═════ Record excerpts ═════

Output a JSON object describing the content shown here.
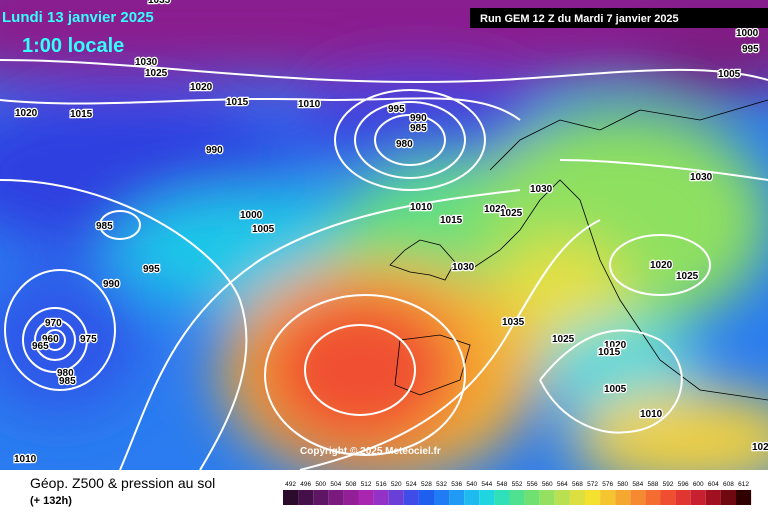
{
  "header": {
    "date": "Lundi 13 janvier 2025",
    "time": "1:00 locale",
    "run": "Run GEM 12 Z du Mardi 7 janvier 2025"
  },
  "copyright": "Copyright © 2025 Meteociel.fr",
  "footer": {
    "title": "Géop. Z500 & pression au sol",
    "lead": "(+ 132h)"
  },
  "scale": {
    "values": [
      492,
      496,
      500,
      504,
      508,
      512,
      516,
      520,
      524,
      528,
      532,
      536,
      540,
      544,
      548,
      552,
      556,
      560,
      564,
      568,
      572,
      576,
      580,
      584,
      588,
      592,
      596,
      600,
      604,
      608,
      612
    ],
    "colors": [
      "#2b0b2b",
      "#45104a",
      "#5e1563",
      "#7a1a7e",
      "#931f96",
      "#a826b0",
      "#9432c8",
      "#6a3fd8",
      "#3f4ce8",
      "#1f5ff0",
      "#1f7cf5",
      "#1f9bf5",
      "#1fbbf0",
      "#1fd6e0",
      "#2fe0b8",
      "#4fe090",
      "#70e070",
      "#95e060",
      "#b8e050",
      "#dbe040",
      "#f5e030",
      "#f5c530",
      "#f5a830",
      "#f58a30",
      "#f56c30",
      "#f04e30",
      "#e03530",
      "#c82030",
      "#a01020",
      "#700810",
      "#300000"
    ]
  },
  "isobar_labels": [
    1035,
    1030,
    1025,
    1020,
    1015,
    1010,
    1020,
    1015,
    990,
    995,
    990,
    985,
    980,
    985,
    1000,
    1005,
    995,
    990,
    970,
    960,
    965,
    975,
    980,
    985,
    1010,
    1015,
    1020,
    1025,
    1030,
    1030,
    1035,
    1025,
    1020,
    1015,
    1005,
    1010,
    1030,
    1020,
    1025,
    1000,
    995,
    1005,
    1010,
    102
  ]
}
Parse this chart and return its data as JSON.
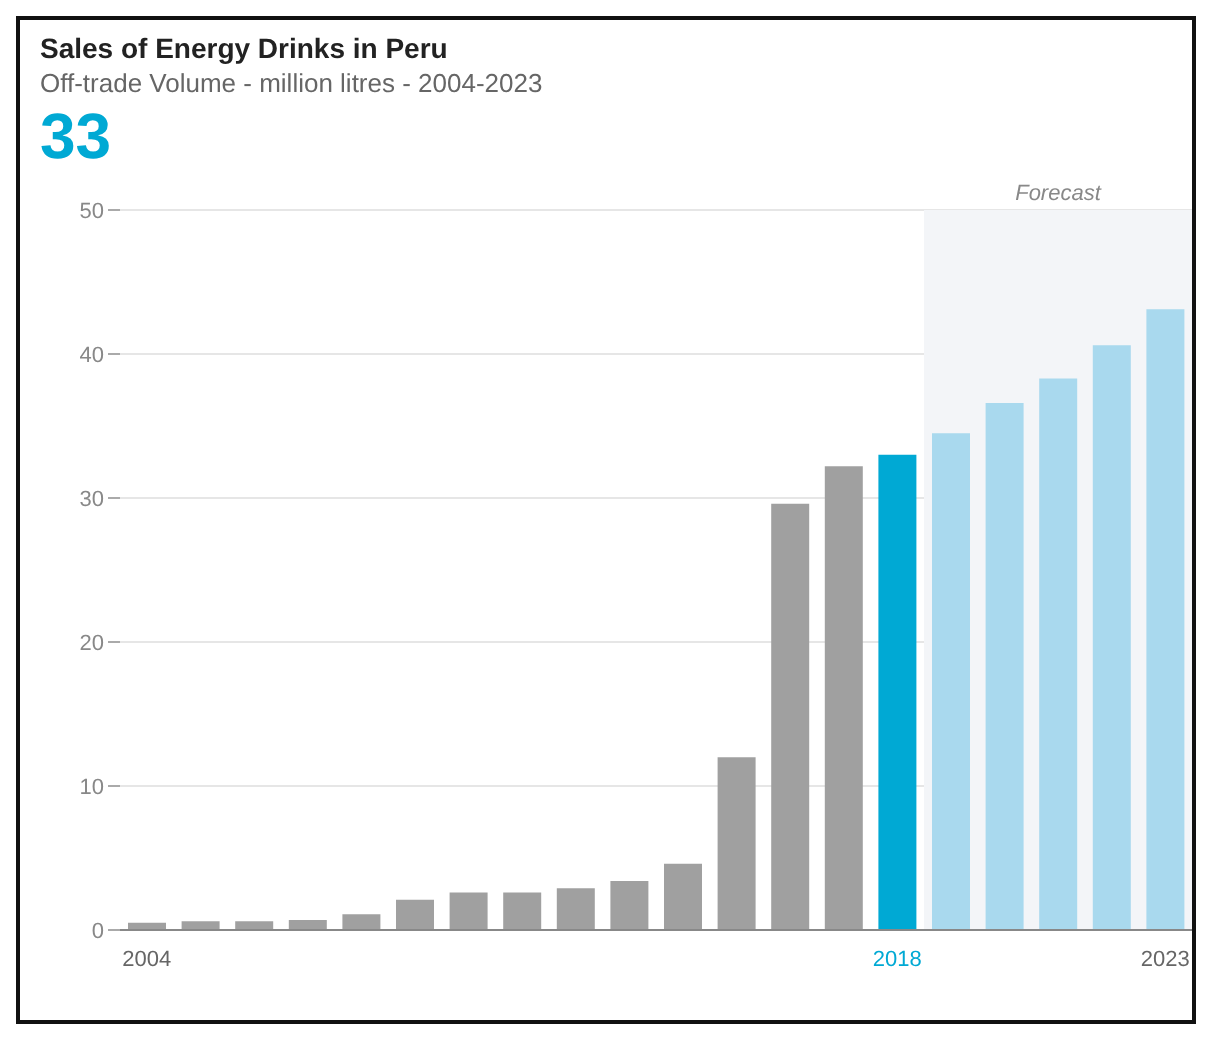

═════

● **What you should do**:
Find every line that holds "JSON" and copy it.

● **Response to the exercise**:
Output a JSON object describing the content shown here.
Parse this chart and return its data as JSON.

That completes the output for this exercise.